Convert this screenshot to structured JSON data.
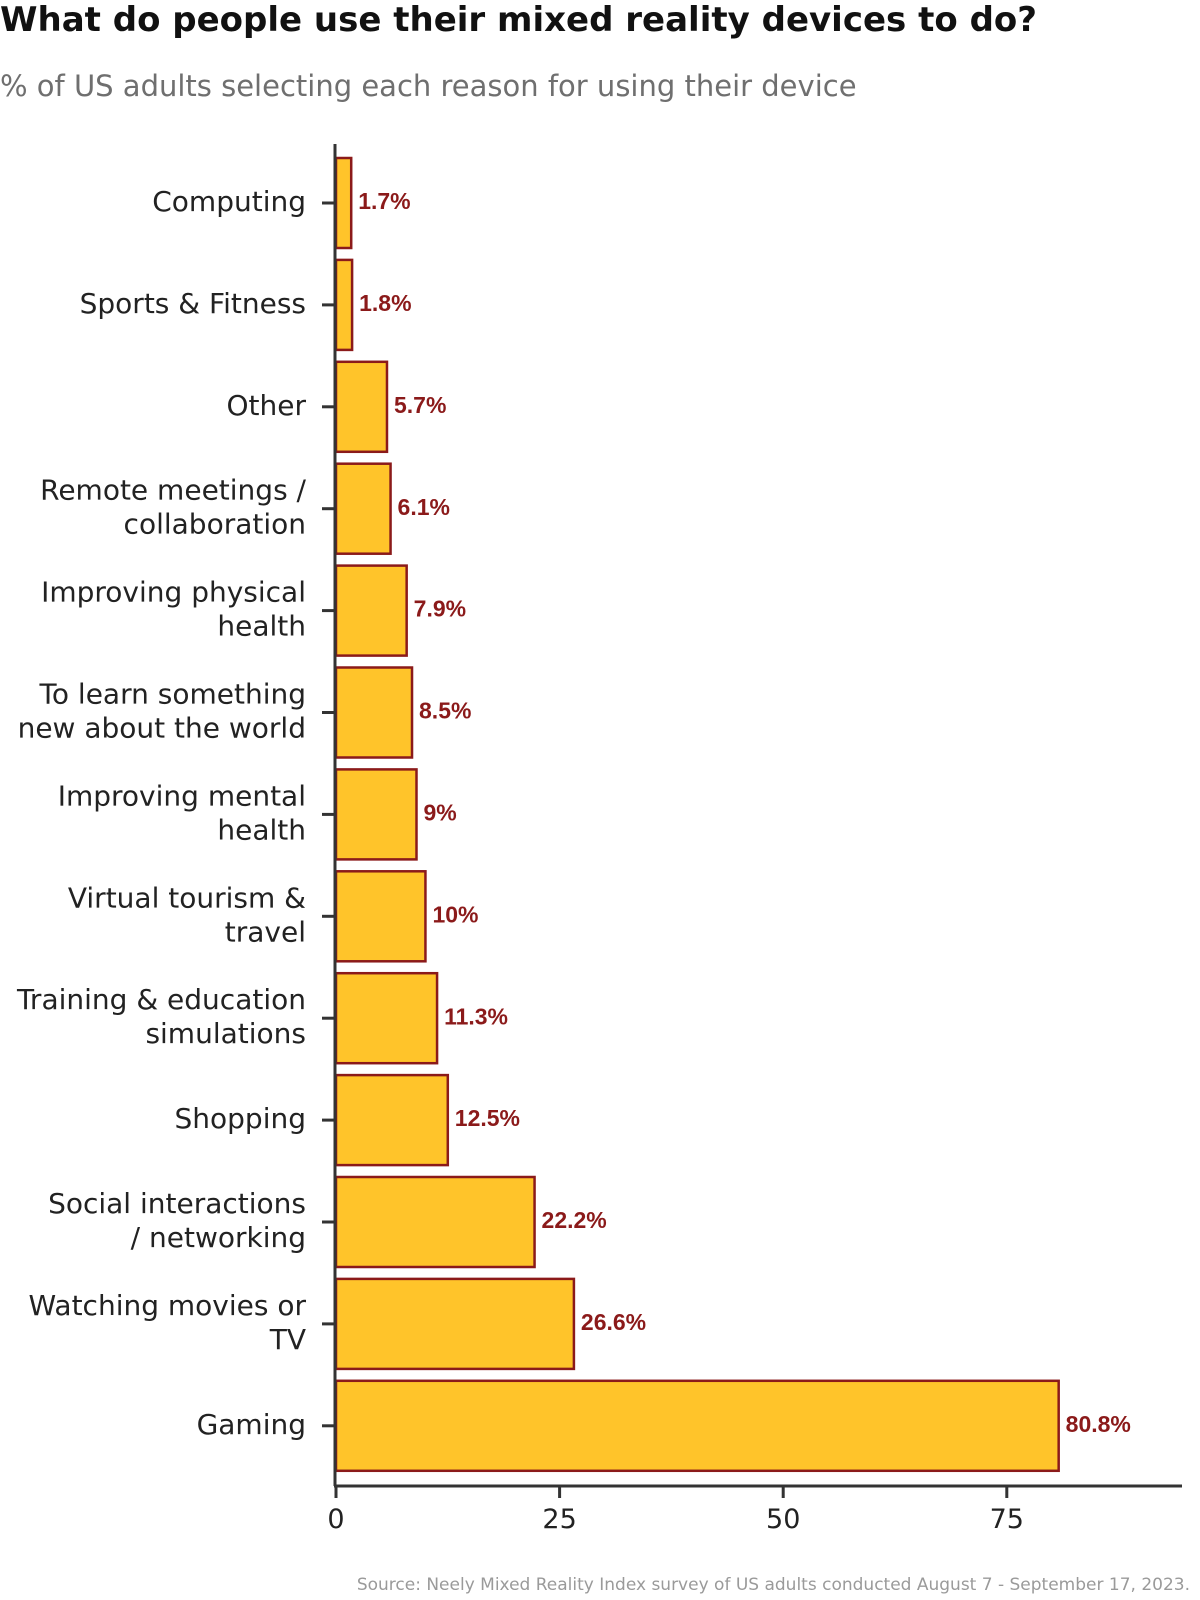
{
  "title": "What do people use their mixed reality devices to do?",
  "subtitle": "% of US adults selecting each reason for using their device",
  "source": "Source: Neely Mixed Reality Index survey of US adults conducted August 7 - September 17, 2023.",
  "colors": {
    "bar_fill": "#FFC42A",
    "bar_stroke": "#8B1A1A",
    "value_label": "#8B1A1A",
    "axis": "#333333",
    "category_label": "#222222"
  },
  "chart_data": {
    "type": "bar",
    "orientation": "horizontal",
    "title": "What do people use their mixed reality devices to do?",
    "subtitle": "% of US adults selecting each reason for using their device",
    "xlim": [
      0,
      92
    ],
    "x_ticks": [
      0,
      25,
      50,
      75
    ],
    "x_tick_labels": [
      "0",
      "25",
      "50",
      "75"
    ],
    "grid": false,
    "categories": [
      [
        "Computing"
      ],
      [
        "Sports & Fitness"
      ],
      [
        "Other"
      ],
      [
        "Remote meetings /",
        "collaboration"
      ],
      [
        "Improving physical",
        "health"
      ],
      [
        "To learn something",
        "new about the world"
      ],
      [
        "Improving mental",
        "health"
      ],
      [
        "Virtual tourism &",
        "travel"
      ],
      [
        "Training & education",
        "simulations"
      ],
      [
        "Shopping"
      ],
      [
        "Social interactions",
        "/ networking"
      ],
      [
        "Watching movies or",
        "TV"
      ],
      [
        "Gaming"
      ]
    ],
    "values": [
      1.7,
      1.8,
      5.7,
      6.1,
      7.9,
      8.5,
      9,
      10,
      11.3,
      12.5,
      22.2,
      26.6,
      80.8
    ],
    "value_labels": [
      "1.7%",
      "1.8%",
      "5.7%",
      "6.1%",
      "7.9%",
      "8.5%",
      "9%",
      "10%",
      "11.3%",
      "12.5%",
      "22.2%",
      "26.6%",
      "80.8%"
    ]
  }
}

──────────

### Required work
Using the listing above, gather each line that holds the string "reason" and copy it.

### Exercise output
  "subtitle": "% of US adults selecting each reason for using their device",
    "subtitle": "% of US adults selecting each reason for using their device",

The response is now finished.